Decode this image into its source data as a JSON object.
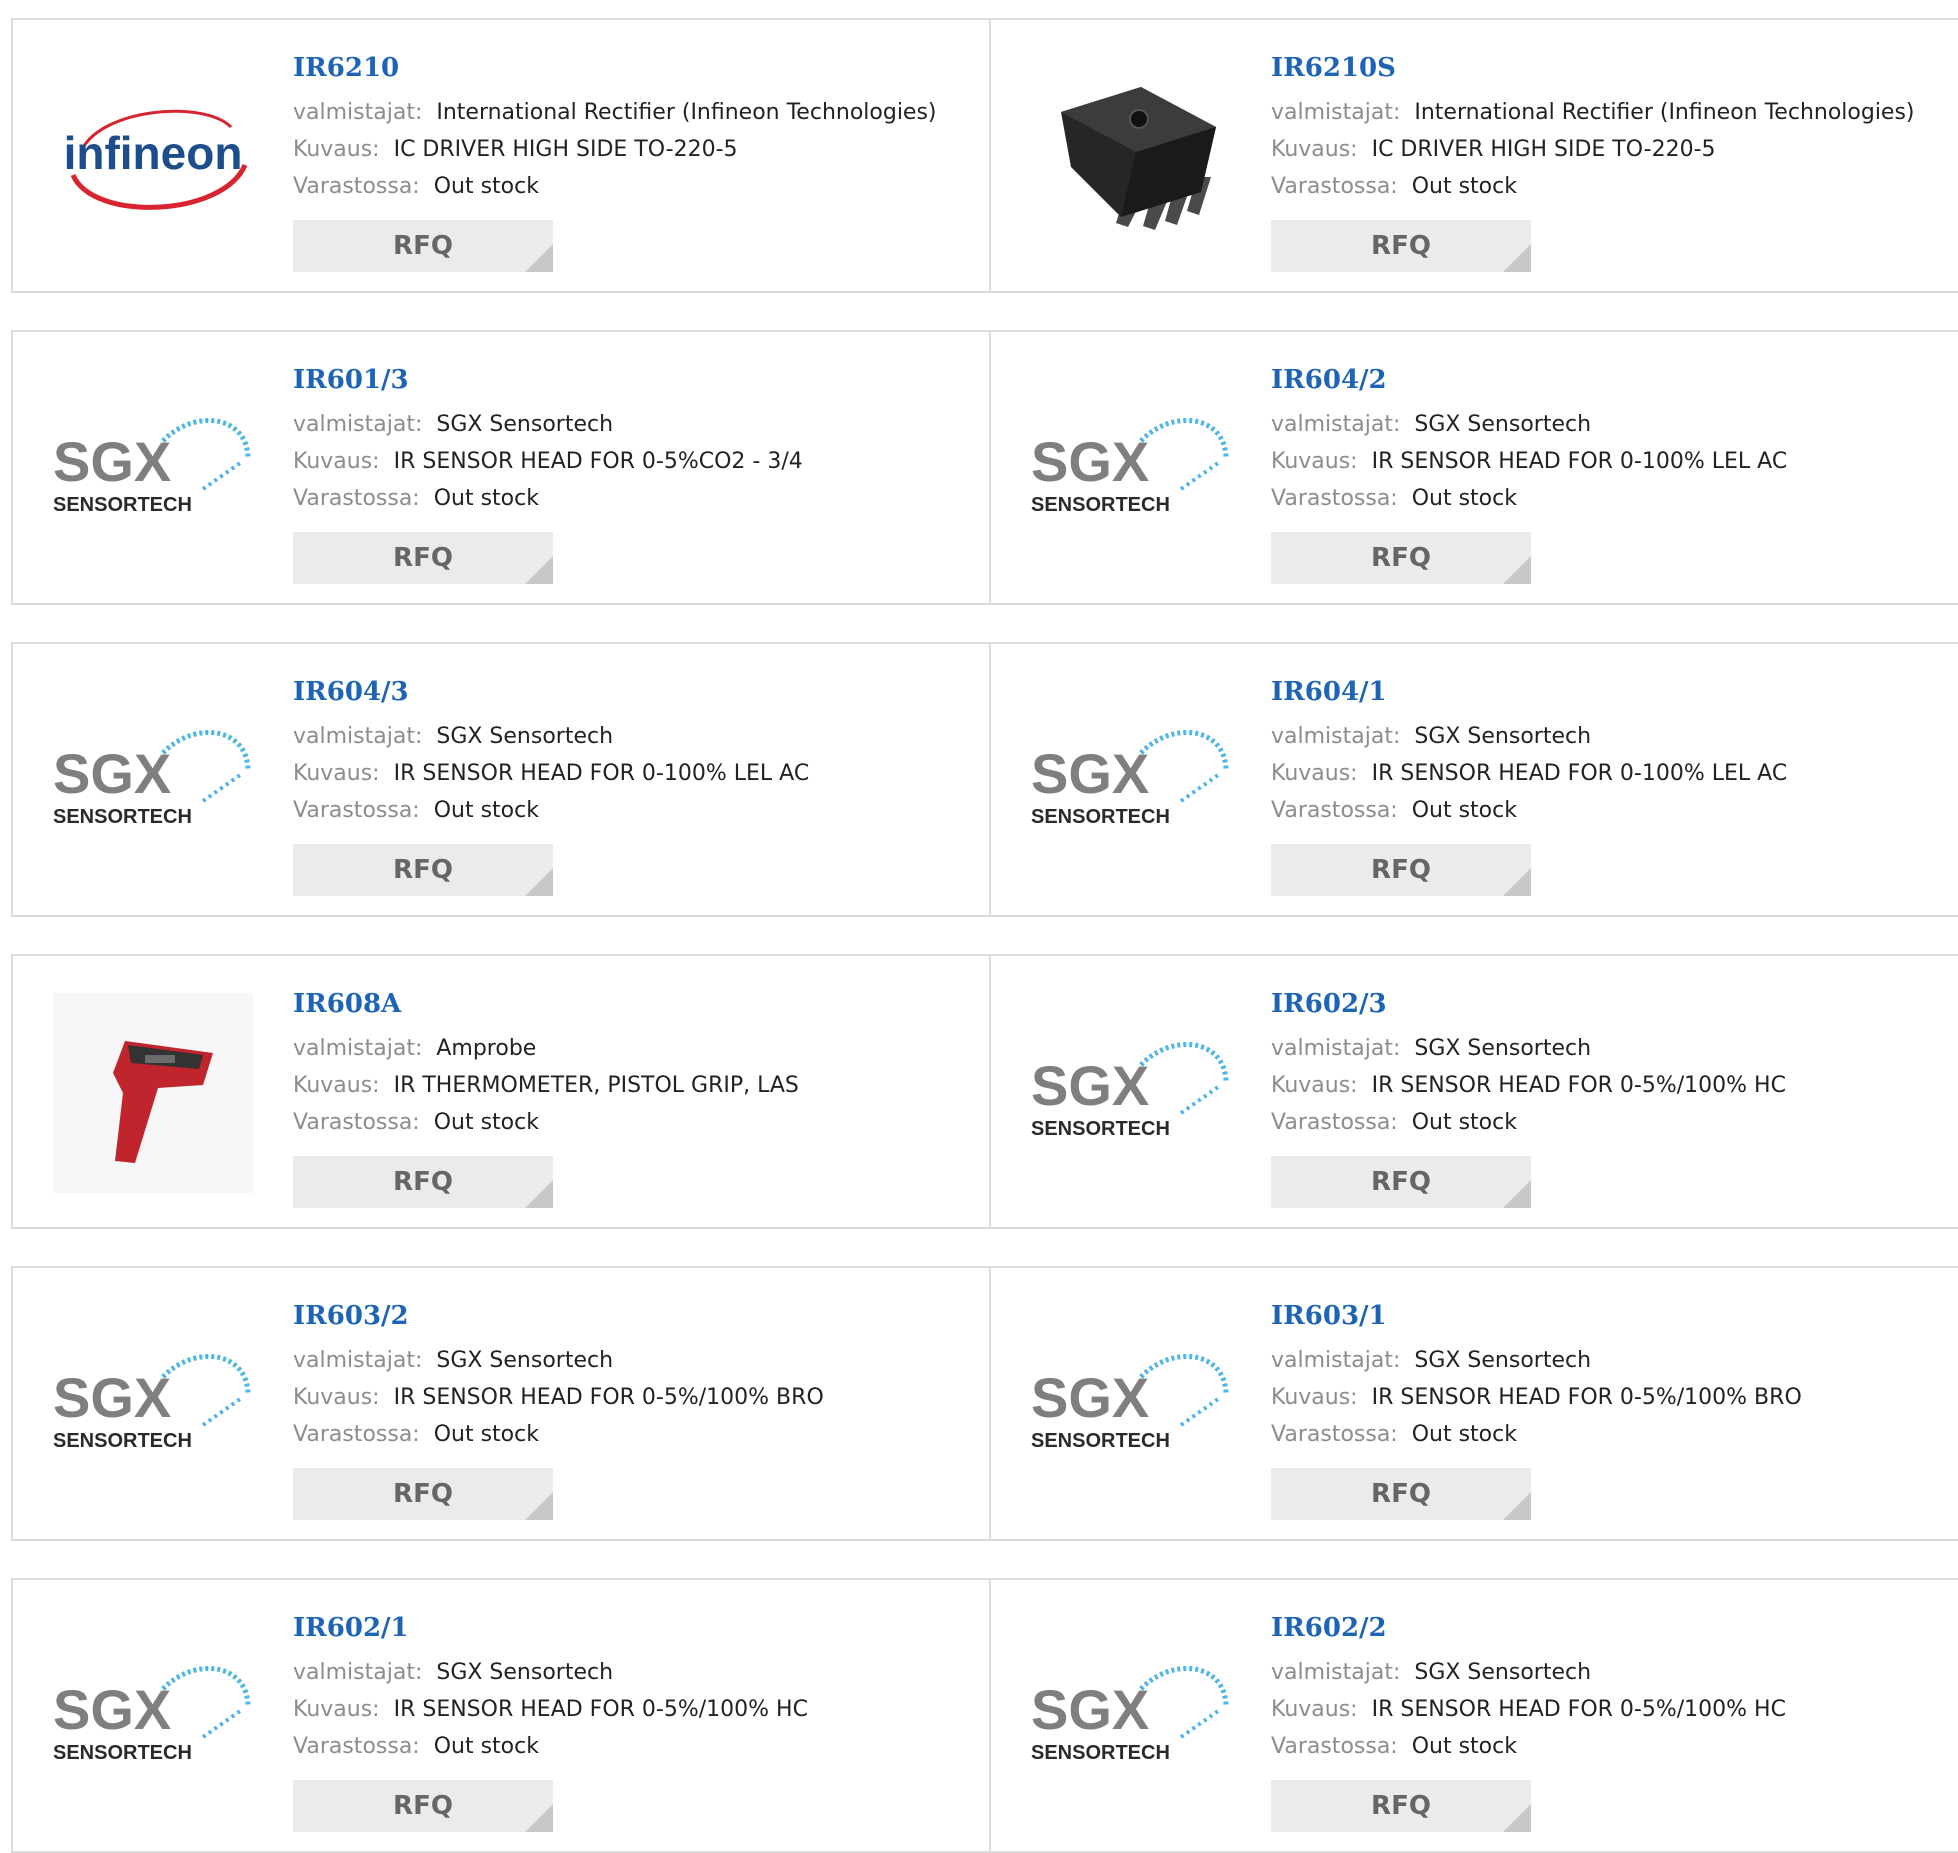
{
  "labels": {
    "manufacturer": "valmistajat:",
    "description": "Kuvaus:",
    "stock": "Varastossa:",
    "rfq": "RFQ"
  },
  "logo_text": {
    "infineon": "infineon",
    "sgx": "SGX",
    "sensortech": "SENSORTECH"
  },
  "products": [
    {
      "part": "IR6210",
      "manufacturer": "International Rectifier (Infineon Technologies)",
      "description": "IC DRIVER HIGH SIDE TO-220-5",
      "stock": "Out stock",
      "image": "infineon-logo"
    },
    {
      "part": "IR6210S",
      "manufacturer": "International Rectifier (Infineon Technologies)",
      "description": "IC DRIVER HIGH SIDE TO-220-5",
      "stock": "Out stock",
      "image": "to220-chip"
    },
    {
      "part": "IR601/3",
      "manufacturer": "SGX Sensortech",
      "description": "IR SENSOR HEAD FOR 0-5%CO2 - 3/4",
      "stock": "Out stock",
      "image": "sgx-logo"
    },
    {
      "part": "IR604/2",
      "manufacturer": "SGX Sensortech",
      "description": "IR SENSOR HEAD FOR 0-100% LEL AC",
      "stock": "Out stock",
      "image": "sgx-logo"
    },
    {
      "part": "IR604/3",
      "manufacturer": "SGX Sensortech",
      "description": "IR SENSOR HEAD FOR 0-100% LEL AC",
      "stock": "Out stock",
      "image": "sgx-logo"
    },
    {
      "part": "IR604/1",
      "manufacturer": "SGX Sensortech",
      "description": "IR SENSOR HEAD FOR 0-100% LEL AC",
      "stock": "Out stock",
      "image": "sgx-logo"
    },
    {
      "part": "IR608A",
      "manufacturer": "Amprobe",
      "description": "IR THERMOMETER, PISTOL GRIP, LAS",
      "stock": "Out stock",
      "image": "ir-thermometer"
    },
    {
      "part": "IR602/3",
      "manufacturer": "SGX Sensortech",
      "description": "IR SENSOR HEAD FOR 0-5%/100% HC",
      "stock": "Out stock",
      "image": "sgx-logo"
    },
    {
      "part": "IR603/2",
      "manufacturer": "SGX Sensortech",
      "description": "IR SENSOR HEAD FOR 0-5%/100% BRO",
      "stock": "Out stock",
      "image": "sgx-logo"
    },
    {
      "part": "IR603/1",
      "manufacturer": "SGX Sensortech",
      "description": "IR SENSOR HEAD FOR 0-5%/100% BRO",
      "stock": "Out stock",
      "image": "sgx-logo"
    },
    {
      "part": "IR602/1",
      "manufacturer": "SGX Sensortech",
      "description": "IR SENSOR HEAD FOR 0-5%/100% HC",
      "stock": "Out stock",
      "image": "sgx-logo"
    },
    {
      "part": "IR602/2",
      "manufacturer": "SGX Sensortech",
      "description": "IR SENSOR HEAD FOR 0-5%/100% HC",
      "stock": "Out stock",
      "image": "sgx-logo"
    }
  ],
  "colors": {
    "part_link": "#1e64b4",
    "label": "#8c8c8c",
    "value": "#222222",
    "border": "#dcdcdc",
    "rfq_bg": "#ebebeb",
    "infineon_red": "#d7242f",
    "infineon_blue": "#1e4d8c",
    "sgx_grey": "#7f7f7f",
    "sgx_blue": "#4eb6e6",
    "thermometer_red": "#c0242c"
  }
}
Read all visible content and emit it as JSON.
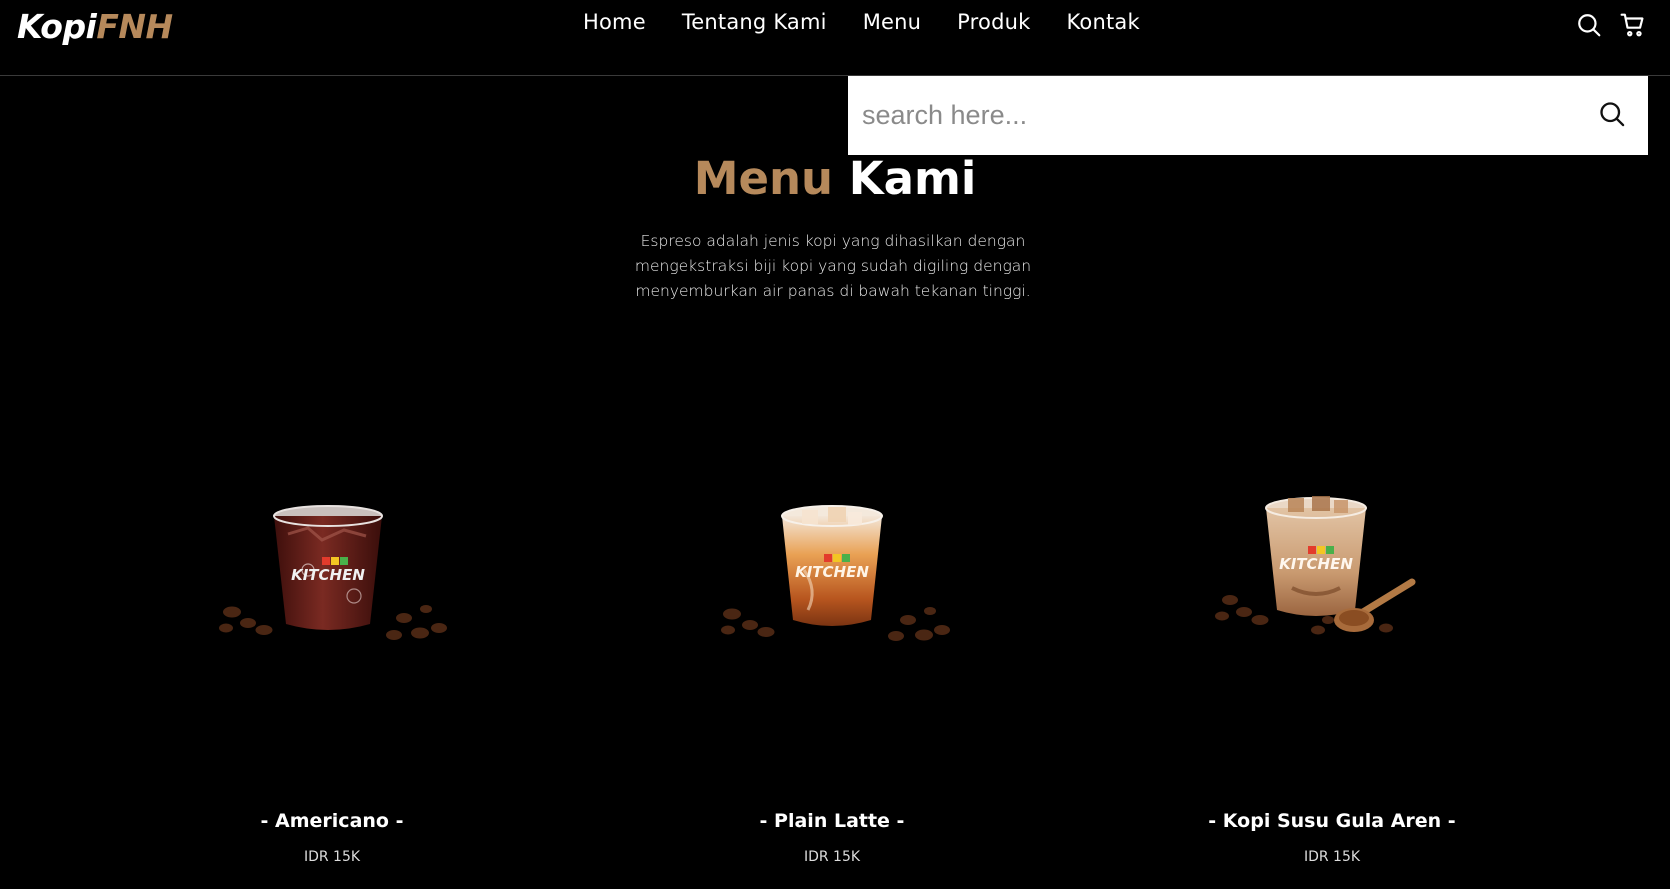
{
  "brand": {
    "part1": "Kopi",
    "part2": "FNH"
  },
  "nav": {
    "items": [
      {
        "label": "Home"
      },
      {
        "label": "Tentang Kami"
      },
      {
        "label": "Menu"
      },
      {
        "label": "Produk"
      },
      {
        "label": "Kontak"
      }
    ],
    "icons": [
      "search-icon",
      "cart-icon"
    ]
  },
  "search": {
    "placeholder": "search here...",
    "value": ""
  },
  "section": {
    "title_part1": "Menu",
    "title_part2": "Kami",
    "description_lines": [
      "Espreso adalah jenis kopi yang dihasilkan dengan",
      "mengekstraksi biji kopi yang sudah digiling dengan",
      "menyemburkan air panas di bawah tekanan tinggi."
    ]
  },
  "products": [
    {
      "name": "- Americano -",
      "price": "IDR 15K",
      "cup_label": "KITCHEN"
    },
    {
      "name": "- Plain Latte -",
      "price": "IDR 15K",
      "cup_label": "KITCHEN"
    },
    {
      "name": "- Kopi Susu Gula Aren -",
      "price": "IDR 15K",
      "cup_label": "KITCHEN"
    }
  ],
  "colors": {
    "accent": "#b6895b",
    "background": "#000000",
    "text": "#ffffff"
  }
}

## WHAT TO PRODUCE:
Go through the data and gather every line that holds "yang".

## RESPONSE:
      "Espreso adalah jenis kopi yang dihasilkan dengan",
      "mengekstraksi biji kopi yang sudah digiling dengan",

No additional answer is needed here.